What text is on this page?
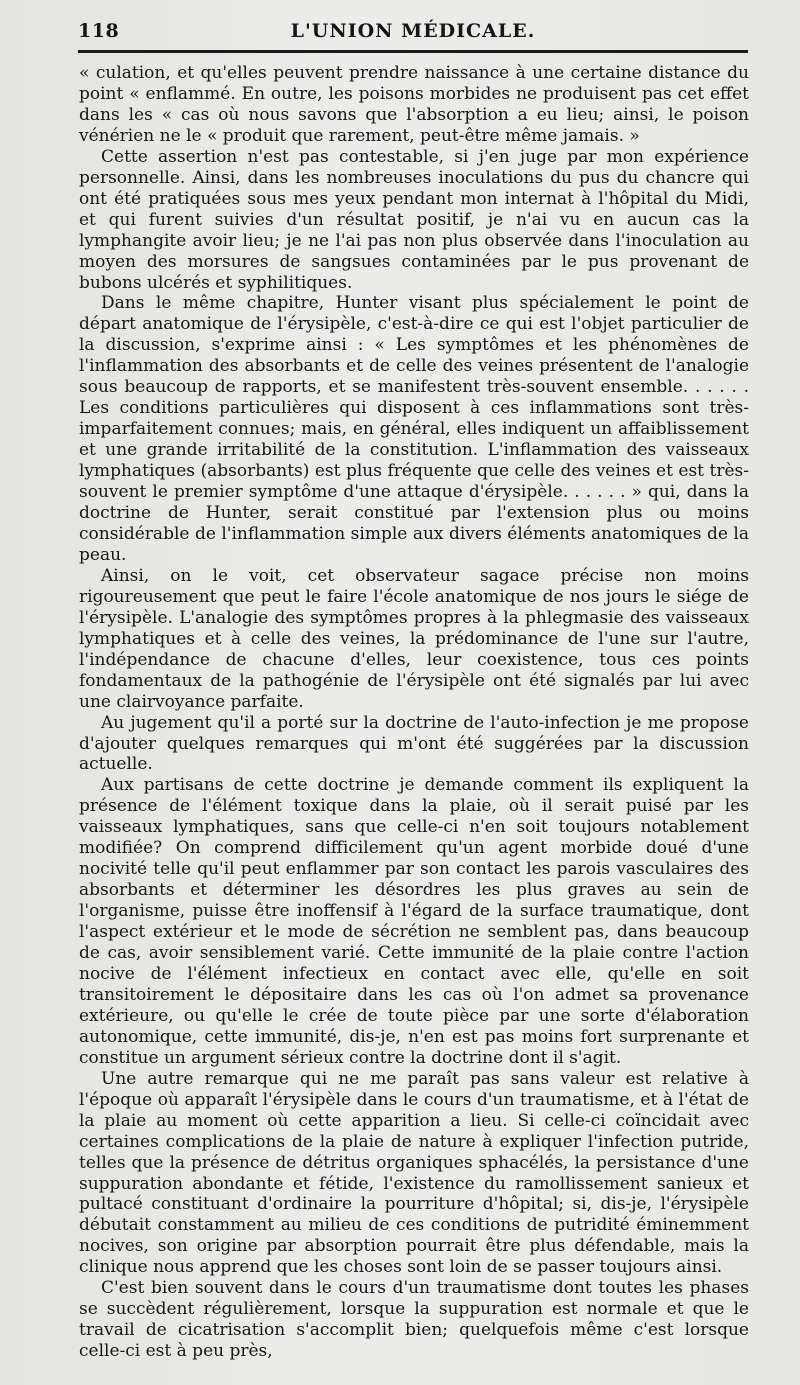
118	L'UNION MÉDICALE.

« culation, et qu'elles peuvent prendre naissance à une certaine distance du point « enflammé. En outre, les poisons morbides ne produisent pas cet effet dans les « cas où nous savons que l'absorption a eu lieu; ainsi, le poison vénérien ne le « produit que rarement, peut-être même jamais. »

Cette assertion n'est pas contestable, si j'en juge par mon expérience personnelle. Ainsi, dans les nombreuses inoculations du pus du chancre qui ont été pratiquées sous mes yeux pendant mon internat à l'hôpital du Midi, et qui furent suivies d'un résultat positif, je n'ai vu en aucun cas la lymphangite avoir lieu; je ne l'ai pas non plus observée dans l'inoculation au moyen des morsures de sangsues contaminées par le pus provenant de bubons ulcérés et syphilitiques.

Dans le même chapitre, Hunter visant plus spécialement le point de départ anatomique de l'érysipèle, c'est-à-dire ce qui est l'objet particulier de la discussion, s'exprime ainsi : « Les symptômes et les phénomènes de l'inflammation des absorbants et de celle des veines présentent de l'analogie sous beaucoup de rapports, et se manifestent très-souvent ensemble. . . . . . Les conditions particulières qui disposent à ces inflammations sont très-imparfaitement connues; mais, en général, elles indiquent un affaiblissement et une grande irritabilité de la constitution. L'inflammation des vaisseaux lymphatiques (absorbants) est plus fréquente que celle des veines et est très-souvent le premier symptôme d'une attaque d'érysipèle. . . . . . » qui, dans la doctrine de Hunter, serait constitué par l'extension plus ou moins considérable de l'inflammation simple aux divers éléments anatomiques de la peau.

Ainsi, on le voit, cet observateur sagace précise non moins rigoureusement que peut le faire l'école anatomique de nos jours le siége de l'érysipèle. L'analogie des symptômes propres à la phlegmasie des vaisseaux lymphatiques et à celle des veines, la prédominance de l'une sur l'autre, l'indépendance de chacune d'elles, leur coexistence, tous ces points fondamentaux de la pathogénie de l'érysipèle ont été signalés par lui avec une clairvoyance parfaite.

Au jugement qu'il a porté sur la doctrine de l'auto-infection je me propose d'ajouter quelques remarques qui m'ont été suggérées par la discussion actuelle.

Aux partisans de cette doctrine je demande comment ils expliquent la présence de l'élément toxique dans la plaie, où il serait puisé par les vaisseaux lymphatiques, sans que celle-ci n'en soit toujours notablement modifiée? On comprend difficilement qu'un agent morbide doué d'une nocivité telle qu'il peut enflammer par son contact les parois vasculaires des absorbants et déterminer les désordres les plus graves au sein de l'organisme, puisse être inoffensif à l'égard de la surface traumatique, dont l'aspect extérieur et le mode de sécrétion ne semblent pas, dans beaucoup de cas, avoir sensiblement varié. Cette immunité de la plaie contre l'action nocive de l'élément infectieux en contact avec elle, qu'elle en soit transitoirement le dépositaire dans les cas où l'on admet sa provenance extérieure, ou qu'elle le crée de toute pièce par une sorte d'élaboration autonomique, cette immunité, dis-je, n'en est pas moins fort surprenante et constitue un argument sérieux contre la doctrine dont il s'agit.

Une autre remarque qui ne me paraît pas sans valeur est relative à l'époque où apparaît l'érysipèle dans le cours d'un traumatisme, et à l'état de la plaie au moment où cette apparition a lieu. Si celle-ci coïncidait avec certaines complications de la plaie de nature à expliquer l'infection putride, telles que la présence de détritus organiques sphacélés, la persistance d'une suppuration abondante et fétide, l'existence du ramollissement sanieux et pultacé constituant d'ordinaire la pourriture d'hôpital; si, dis-je, l'érysipèle débutait constamment au milieu de ces conditions de putridité éminemment nocives, son origine par absorption pourrait être plus défendable, mais la clinique nous apprend que les choses sont loin de se passer toujours ainsi.

C'est bien souvent dans le cours d'un traumatisme dont toutes les phases se succèdent régulièrement, lorsque la suppuration est normale et que le travail de cicatrisation s'accomplit bien; quelquefois même c'est lorsque celle-ci est à peu près,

____________________

Omit the pictures, and quote the material above exactly as given.

What text is on this page?
118	L'UNION MÉDICALE.

« culation, et qu'elles peuvent prendre naissance à une certaine distance du point « enflammé. En outre, les poisons morbides ne produisent pas cet effet dans les « cas où nous savons que l'absorption a eu lieu; ainsi, le poison vénérien ne le « produit que rarement, peut-être même jamais. »

Cette assertion n'est pas contestable, si j'en juge par mon expérience personnelle. Ainsi, dans les nombreuses inoculations du pus du chancre qui ont été pratiquées sous mes yeux pendant mon internat à l'hôpital du Midi, et qui furent suivies d'un résultat positif, je n'ai vu en aucun cas la lymphangite avoir lieu; je ne l'ai pas non plus observée dans l'inoculation au moyen des morsures de sangsues contaminées par le pus provenant de bubons ulcérés et syphilitiques.

Dans le même chapitre, Hunter visant plus spécialement le point de départ anatomique de l'érysipèle, c'est-à-dire ce qui est l'objet particulier de la discussion, s'exprime ainsi : « Les symptômes et les phénomènes de l'inflammation des absorbants et de celle des veines présentent de l'analogie sous beaucoup de rapports, et se manifestent très-souvent ensemble. . . . . . Les conditions particulières qui disposent à ces inflammations sont très-imparfaitement connues; mais, en général, elles indiquent un affaiblissement et une grande irritabilité de la constitution. L'inflammation des vaisseaux lymphatiques (absorbants) est plus fréquente que celle des veines et est très-souvent le premier symptôme d'une attaque d'érysipèle. . . . . . » qui, dans la doctrine de Hunter, serait constitué par l'extension plus ou moins considérable de l'inflammation simple aux divers éléments anatomiques de la peau.

Ainsi, on le voit, cet observateur sagace précise non moins rigoureusement que peut le faire l'école anatomique de nos jours le siége de l'érysipèle. L'analogie des symptômes propres à la phlegmasie des vaisseaux lymphatiques et à celle des veines, la prédominance de l'une sur l'autre, l'indépendance de chacune d'elles, leur coexistence, tous ces points fondamentaux de la pathogénie de l'érysipèle ont été signalés par lui avec une clairvoyance parfaite.

Au jugement qu'il a porté sur la doctrine de l'auto-infection je me propose d'ajouter quelques remarques qui m'ont été suggérées par la discussion actuelle.

Aux partisans de cette doctrine je demande comment ils expliquent la présence de l'élément toxique dans la plaie, où il serait puisé par les vaisseaux lymphatiques, sans que celle-ci n'en soit toujours notablement modifiée? On comprend difficilement qu'un agent morbide doué d'une nocivité telle qu'il peut enflammer par son contact les parois vasculaires des absorbants et déterminer les désordres les plus graves au sein de l'organisme, puisse être inoffensif à l'égard de la surface traumatique, dont l'aspect extérieur et le mode de sécrétion ne semblent pas, dans beaucoup de cas, avoir sensiblement varié. Cette immunité de la plaie contre l'action nocive de l'élément infectieux en contact avec elle, qu'elle en soit transitoirement le dépositaire dans les cas où l'on admet sa provenance extérieure, ou qu'elle le crée de toute pièce par une sorte d'élaboration autonomique, cette immunité, dis-je, n'en est pas moins fort surprenante et constitue un argument sérieux contre la doctrine dont il s'agit.

Une autre remarque qui ne me paraît pas sans valeur est relative à l'époque où apparaît l'érysipèle dans le cours d'un traumatisme, et à l'état de la plaie au moment où cette apparition a lieu. Si celle-ci coïncidait avec certaines complications de la plaie de nature à expliquer l'infection putride, telles que la présence de détritus organiques sphacélés, la persistance d'une suppuration abondante et fétide, l'existence du ramollissement sanieux et pultacé constituant d'ordinaire la pourriture d'hôpital; si, dis-je, l'érysipèle débutait constamment au milieu de ces conditions de putridité éminemment nocives, son origine par absorption pourrait être plus défendable, mais la clinique nous apprend que les choses sont loin de se passer toujours ainsi.

C'est bien souvent dans le cours d'un traumatisme dont toutes les phases se succèdent régulièrement, lorsque la suppuration est normale et que le travail de cicatrisation s'accomplit bien; quelquefois même c'est lorsque celle-ci est à peu près,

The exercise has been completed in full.